作業内容:
1 – 原稿の搬送経路に関する文章の中で、文字として明記されているステップ番号をすべて、重複を除いて出現順に挙げてください。「〜」で示される範囲の途中に当たる番号は含めません。
2 – 原稿の搬送経路に関する文章を、途切れたところから同じ文体で続けてください。
──────── 提示テキスト
実施の形態1では、両面読取が中止された場合に、直ちに搬送経路を切り替える場合の例について説明した。これに対し、本実施の形態では、搬送経路を切り替えによる原稿同士の接触を回避する動作例について説明する。
【0085】
図10のステップS201〜S208は、本発明の実施の形態2による読取中止処理の一例を示したフローチャートである。この読取中止処理は、ステップS203及びS205を除き、図9のステップS101〜S106と同様であるため、重複する説明は省略する。
【0086】
ステップS203では、両面読取の中止時に直ちに搬送経路を切り替えると、原稿同士の接触が生じる場合に、搬送経路の切替タイミングを遅延させ、原稿同士の接触を回避している。搬送制御部32は、搬送経路の切り替えによって、合流点C3において原稿同士の接触が生じるか否かを判別し、接触が生じる可能性があれば、搬送経路の切替タイミングを遅延させる。
────────────────
──────── 保存データ
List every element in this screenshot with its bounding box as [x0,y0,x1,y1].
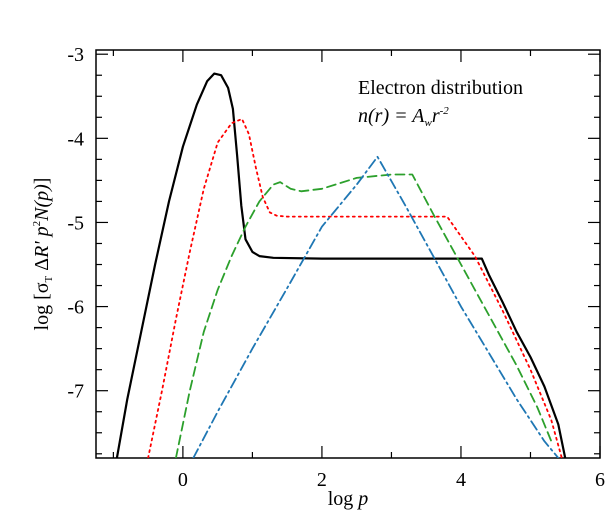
y-axis-label-part: 2 [31,221,43,227]
series-line-dashed [175,173,553,458]
x-tick-label: 2 [317,469,327,491]
x-axis-label-log: log [328,488,359,510]
y-axis-label: log [σT ΔR' p2N(p)] [31,178,55,331]
annotation-line2-sub: w [424,117,432,129]
x-tick-label: 6 [595,469,605,491]
y-tick-label: -6 [67,297,84,319]
x-tick-label: 4 [456,469,466,491]
series-line-dashdot [192,155,560,458]
x-axis-label-var: p [356,488,368,510]
y-axis-label-part: R' [31,241,53,259]
y-tick-label: -5 [67,212,84,234]
plot-frame [95,49,601,459]
x-axis-label: log p [328,488,369,510]
y-axis-label-part: ] [31,178,53,185]
series-line-dotted [147,118,563,458]
annotation-line2-mid: r [432,105,440,127]
axis-ticks: 0 2 4 6 -3 -4 -5 -6 -7 [67,44,605,491]
annotation-line2: n(r) = Awr-2 [358,105,449,129]
series-line-solid [115,72,567,458]
annotation-line1: Electron distribution [358,77,523,99]
y-tick-label: -4 [67,128,84,150]
x-tick-label: 0 [178,469,188,491]
y-axis-label-part: T [43,275,55,282]
annotation-line2-sup: -2 [440,105,450,117]
y-axis-label-part: Δ [31,258,53,276]
series-group [115,72,567,458]
y-axis-label-part: log [σ [31,282,53,330]
y-tick-label: -3 [67,44,84,66]
y-tick-label: -7 [67,381,84,403]
annotation-line2-prefix: n(r) = A [358,105,425,127]
y-axis-label-part: N(p) [31,184,53,222]
y-axis-label-part: p [31,226,53,241]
────────────────
結果:
1 – S201、S208、S203、S205、S101、S106

2 –
【0087】
中止した両面読取が交互方式又はバッチ方式であった場合、搬送経路を直ちに切り替え、搬送路B1上の原稿を片面パスに案内すると、合流点C3において、先行する原稿と接触する可能性がある。このため、搬送制御部32からパス切替部17へ出力されるパス指定信号を遅延させ、排出処理中に原稿同士が接触するのを回避する。つまり、交互方式又はバッチ方式の両面読取を中止した場合には、その後の排出処理において片面パスを使用しない。
【0088】
例えば、搬送制御部32が、原稿検出センサDS3又はDS4の検出結果に基づいて、搬送路B1上の原稿が分岐点C1を通過したことを判別し、その後にパス指定信号を出力するように構成される。あるいは、搬送制御部32が、読取中止の直前に繰り込まれた原稿が分岐点C1を通過するのに十分な一定時間だけ遅延させて、パス指定信号を出力するように構成してもよい。
【0089】
一方、中止した両面読取が順次方式であった場合には、中止指示に基づいて、搬送経路が直ちに切り替えられる。順次方式では原稿間隔が十分に広いため、読取中止時に、搬送経路を直ちに切り替えても、交互方式やバッチ方式の場合のように、合流点C3において原稿同士が接触することはない。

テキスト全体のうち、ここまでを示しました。